+++ Texto seleccionado +++

Anhelo el optimismo.
Ese optimismo que cuando pequeña se reflejaba en mis grandes ojos café. Comenzando por el contacto con las ranitas en Palenque que se colaban en la casa de mi abuela buscando un resguardo húmedo y 'seguro'.
Recuerdo bien mis días allí.
Había un árbol grande, justo en la casa de al lado, donde mi padre colgaba un columpio atado de cabuyas a la rama más fuerte.
La rama no lograba contener tanto peso y sin embargo el árbol sólo se tambaleaba, jamás caía. Creo que es posible que sea un árbol sin haberlo notado.
Me sentaba en aquella tabla de madera y me mecía, mirando al cielo y escuchando los sonidos del campo...Éramos el infinito y yo.
Entre mis divagaciones hablaba conmigo misma en voz alta; es una costumbre que aún está conmigo. Luego y no sé si esto le suceda a alguien más, inventaba historias, las narraba en voz bajita e interpretaba a cada personaje, mientras daba vueltas intentando marearme. Creyendo que la rapidez de aquellos giros y su terminación abrupta, daría a la historia un toque de dramatismo...Quería llegar a la cumbre.
Solíamos quedar en las noches con mi hermanita a ver las estrellas e ingenuamente divisar OVNIS y estrellas fugaces. Me sentía tan pequeña en aquellos momentos. Ahora me lo repito cada día.
En las tardes junto a una prima, jugábamos con muñecas que dibujábamos de papel, fue una simple ocurrencia bastante ingeniosa para los momentos de lluvia en el lugar. Era un carnaval creativo que ni siquiera comprendíamos. Éramos nosotras, imaginando y en un proceso de creación asombroso para niñas de tan corta edad. Era de esas cosas que no tienen espacio en un colegio o alguna institución de educación.

+++

## Trabajo solicitado
Copia del relato sobre la infancia el pasaje comprendido entre "Anhelo el optimismo." y "húmedo y 'seguro'.", ambos incluidos.

+++ Datos mostrados +++

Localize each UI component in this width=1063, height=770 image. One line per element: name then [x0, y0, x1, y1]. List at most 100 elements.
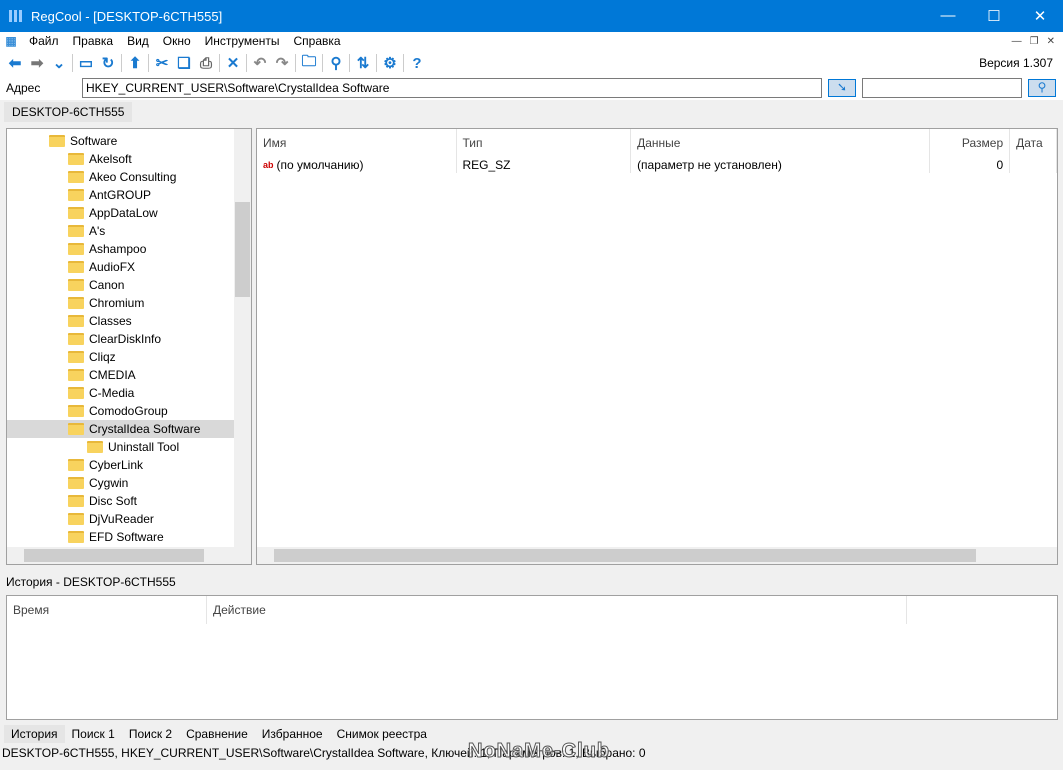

+++

## Respuesta completa
Anhelo el optimismo.
Ese optimismo que cuando pequeña se reflejaba en mis grandes ojos café. Comenzando por el contacto con las ranitas en Palenque que se colaban en la casa de mi abuela buscando un resguardo húmedo y 'seguro'.